▶ Task description: From the entries below, pull out each line where "this" appears.

▶ Raw data:
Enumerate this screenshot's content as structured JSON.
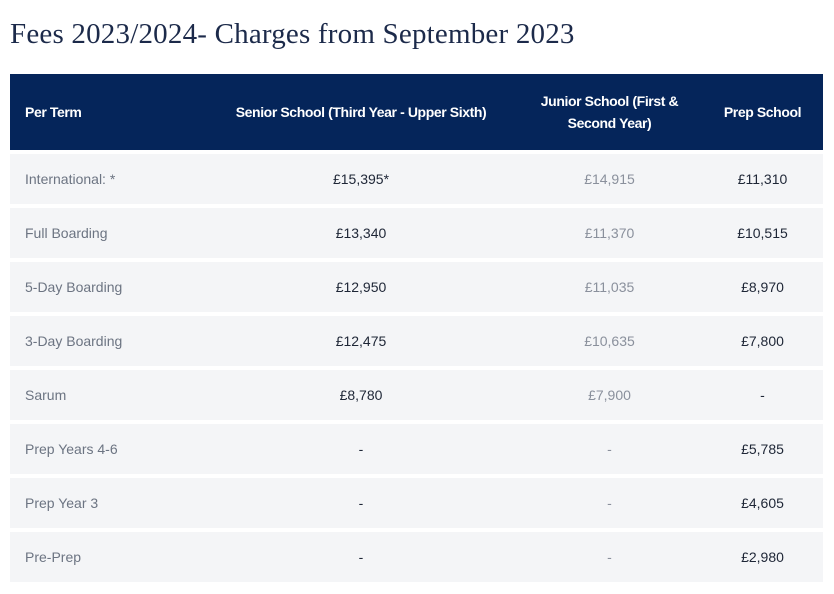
{
  "page": {
    "title": "Fees 2023/2024- Charges from September 2023"
  },
  "colors": {
    "header_background": "#05255a",
    "header_text": "#ffffff",
    "row_background": "#f4f5f7",
    "title_text": "#1c2a4a"
  },
  "table": {
    "headers": {
      "term": "Per Term",
      "senior": "Senior School (Third Year - Upper Sixth)",
      "junior": "Junior School (First & Second Year)",
      "prep": "Prep School"
    },
    "rows": [
      {
        "term": "International: *",
        "senior": "£15,395*",
        "junior": "£14,915",
        "prep": "£11,310"
      },
      {
        "term": "Full Boarding",
        "senior": "£13,340",
        "junior": "£11,370",
        "prep": "£10,515"
      },
      {
        "term": "5-Day Boarding",
        "senior": "£12,950",
        "junior": "£11,035",
        "prep": "£8,970"
      },
      {
        "term": "3-Day Boarding",
        "senior": "£12,475",
        "junior": "£10,635",
        "prep": "£7,800"
      },
      {
        "term": "Sarum",
        "senior": "£8,780",
        "junior": "£7,900",
        "prep": "-"
      },
      {
        "term": "Prep Years 4-6",
        "senior": "-",
        "junior": "-",
        "prep": "£5,785"
      },
      {
        "term": "Prep Year 3",
        "senior": "-",
        "junior": "-",
        "prep": "£4,605"
      },
      {
        "term": "Pre-Prep",
        "senior": "-",
        "junior": "-",
        "prep": "£2,980"
      }
    ]
  }
}
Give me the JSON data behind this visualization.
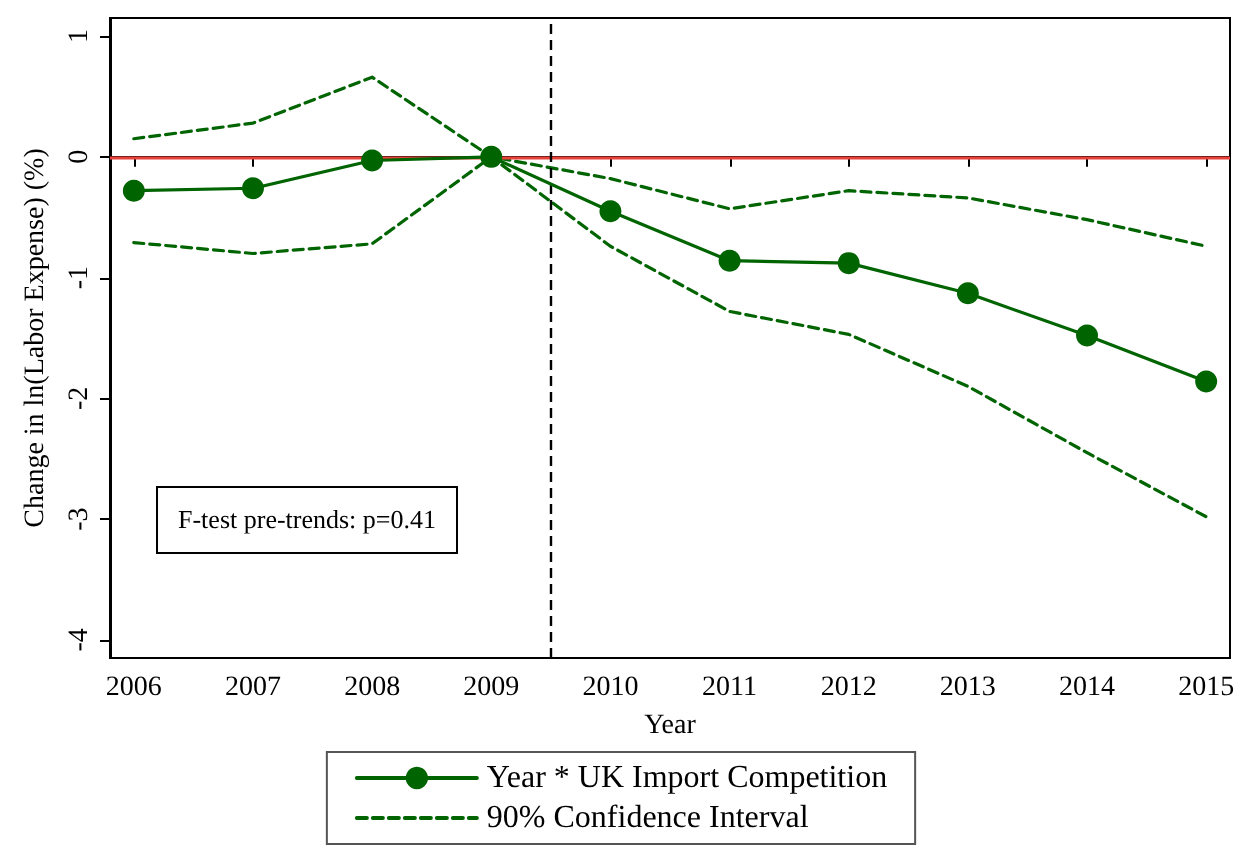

▶ In response:
Enumerate this screenshot's content as structured JSON.
Give me the JSON data behind this visualization.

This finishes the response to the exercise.